TASKS TO PERFORM |
**A.** In the isoeugenyl acetate study summary, within how many minutes of incubation with microsomal protein was the hydrolysis of isoeugenyl acetate complete?
**B.** Extend the isoeugenyl acetate study summary with a few sentences that follow on from its final sentence.

PASSAGE SHOWN |
Metabolite characterisation studies
- Metabolites identified:
- not measured
- Details on metabolites:
- Isoeugenyl acetate was extensively hydrolysed by tissue esterases (liver, plasma and skin enzymes) to the corresponding alcohol, isoeugenol.
Any other information on results incl. tables
- Incubation of isoeugenyl acetate (500 μM) with microsomal protein (0.0125 mg/mL) revealed that hydrolysis was complete within 15 minutes of incubation.
Table 7.1.1/1: Kinetic Constants for Alcohol Formation
Subcellular Fraction |
Vmax (nmol/min/mg protein) |
Km(µM) |
CLint(ml/min) |
Rat Skin Cytosol |
97 |
137 |
0.7 |
Rat Skin Microsomes |
505 |
190 |
2.7 |
Rat Hepatic S-9 |
52 |
110 |
0.5 |
Rat Hepatic Microsomes |
3822 |
91 |
42.0 |
Human Male Microsomes |
3795 |
72 |
52.5 |
Human Female Microsomes |
3072 |
51 |
60.1 |
CLint= intrinsic metabolic clearance (Vmax/ Km)
Applicant's summary and conclusion
- Conclusions:
- Isoeugenyl acetate was rapidly hydrolysed by liver, plasma and skin esterases to the corresponding alcohol, isoeugenol.
- Executive summary:
A study was performed to quantify the rate of hydrolysis of isoeugenyl acetate in rat skin cytosol, rat skin microsomes, rat hepatic S-9, rat hepatic microsomes and human microsomes (male and female). Isoeugenyl acetate (500 µM) was incubated with microsomal protein (0.0125 mg/mL for microsomes and 0.1 mg/mL for S-9 fraction for 3 minutes) and skin protein (0.0375 mg/mL for microsomes and 0.1 mg/mL for cytosol for 15 minutes) at 37 °C. Kinetic constants Vmax, Km and CLint (defined as the Vmax/Km ratio) were determined by HPLC.

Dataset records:
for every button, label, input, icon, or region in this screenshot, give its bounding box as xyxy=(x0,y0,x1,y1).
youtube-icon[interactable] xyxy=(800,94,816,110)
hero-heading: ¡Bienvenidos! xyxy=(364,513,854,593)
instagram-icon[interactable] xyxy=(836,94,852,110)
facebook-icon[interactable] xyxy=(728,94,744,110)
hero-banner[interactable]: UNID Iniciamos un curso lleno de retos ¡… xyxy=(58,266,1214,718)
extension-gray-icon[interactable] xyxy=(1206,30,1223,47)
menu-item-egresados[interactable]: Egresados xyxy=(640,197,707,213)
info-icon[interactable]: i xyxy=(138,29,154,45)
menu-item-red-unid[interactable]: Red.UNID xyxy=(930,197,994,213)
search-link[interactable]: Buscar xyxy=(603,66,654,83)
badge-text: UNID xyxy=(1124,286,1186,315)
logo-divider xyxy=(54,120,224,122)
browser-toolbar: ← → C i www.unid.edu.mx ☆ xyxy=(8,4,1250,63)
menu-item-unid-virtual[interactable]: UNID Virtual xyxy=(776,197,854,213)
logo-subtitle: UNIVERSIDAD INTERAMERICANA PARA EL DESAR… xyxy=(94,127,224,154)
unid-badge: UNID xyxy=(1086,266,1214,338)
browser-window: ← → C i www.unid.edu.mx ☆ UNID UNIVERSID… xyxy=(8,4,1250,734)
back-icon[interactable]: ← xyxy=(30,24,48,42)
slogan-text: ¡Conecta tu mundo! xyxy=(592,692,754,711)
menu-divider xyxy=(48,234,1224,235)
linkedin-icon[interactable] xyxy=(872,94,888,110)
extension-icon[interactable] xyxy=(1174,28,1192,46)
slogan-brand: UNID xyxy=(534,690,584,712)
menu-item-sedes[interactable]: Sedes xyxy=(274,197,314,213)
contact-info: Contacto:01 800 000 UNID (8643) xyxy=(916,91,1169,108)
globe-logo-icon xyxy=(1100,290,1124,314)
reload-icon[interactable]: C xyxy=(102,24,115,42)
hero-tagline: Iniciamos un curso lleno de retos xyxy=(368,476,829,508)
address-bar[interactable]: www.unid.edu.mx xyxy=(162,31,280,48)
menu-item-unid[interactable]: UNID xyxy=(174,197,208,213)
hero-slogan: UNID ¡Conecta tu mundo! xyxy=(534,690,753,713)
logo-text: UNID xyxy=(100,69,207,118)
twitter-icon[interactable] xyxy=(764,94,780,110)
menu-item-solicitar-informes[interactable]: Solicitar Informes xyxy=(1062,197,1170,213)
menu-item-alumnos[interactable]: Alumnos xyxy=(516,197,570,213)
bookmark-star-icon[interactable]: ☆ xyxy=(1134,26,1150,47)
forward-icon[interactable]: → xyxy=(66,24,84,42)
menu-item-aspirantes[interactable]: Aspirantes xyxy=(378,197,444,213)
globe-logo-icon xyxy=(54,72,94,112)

ACTIVITY ANSWERS |
**A.** Within 15 minutes.

**B.**
Incubation of isoeugenyl acetate (500 μM) with microsomal protein (0.0125 mg/mL) revealed that hydrolysis was complete within 15 minutes of incubation. Kinetic analysis of the hydrolytic reaction in hepatic microsomes (5-495 μM, 3 minutes incubation) yielded Vmax (nmol/minute/mg of protein): 3822 (rat), 3795 (human male) and 3072 (human female); Km (μM): 91 (rat), 72 (human male) and 51(human female); and CLint (mL/minute): 42 (rat), 52.5 (human male) and 60.1 (human female). Preliminary results demonstrated that rat plasma and preparations of rat skin also readily hydrolyse isoeugenyl acetate into isoeugenol. Kinetic analysis of the hydrolytic reaction in rat skin microsomes and cytosol (5-495 μM, 15 minutes incubation) yielded Vmax (nmol/minute/mg of protein): 97 (skin cytosol ) and 505 (skin microsomes); Km (μM): 137 (skin cytosol) and 190 (skin microsomes) and CLint (mL/minute): 0.7 (skin cytosol) and 2.7 (skin microsomes). Kinetic analysis of the hydrolytic reaction in rat hepatic S-9 fraction (5-495 μM, 3 minutes incubation) yielded Vmax = 52 nmol/minute/mg of protein, Km: 110 μM and CLint = 0.5 mL/minute.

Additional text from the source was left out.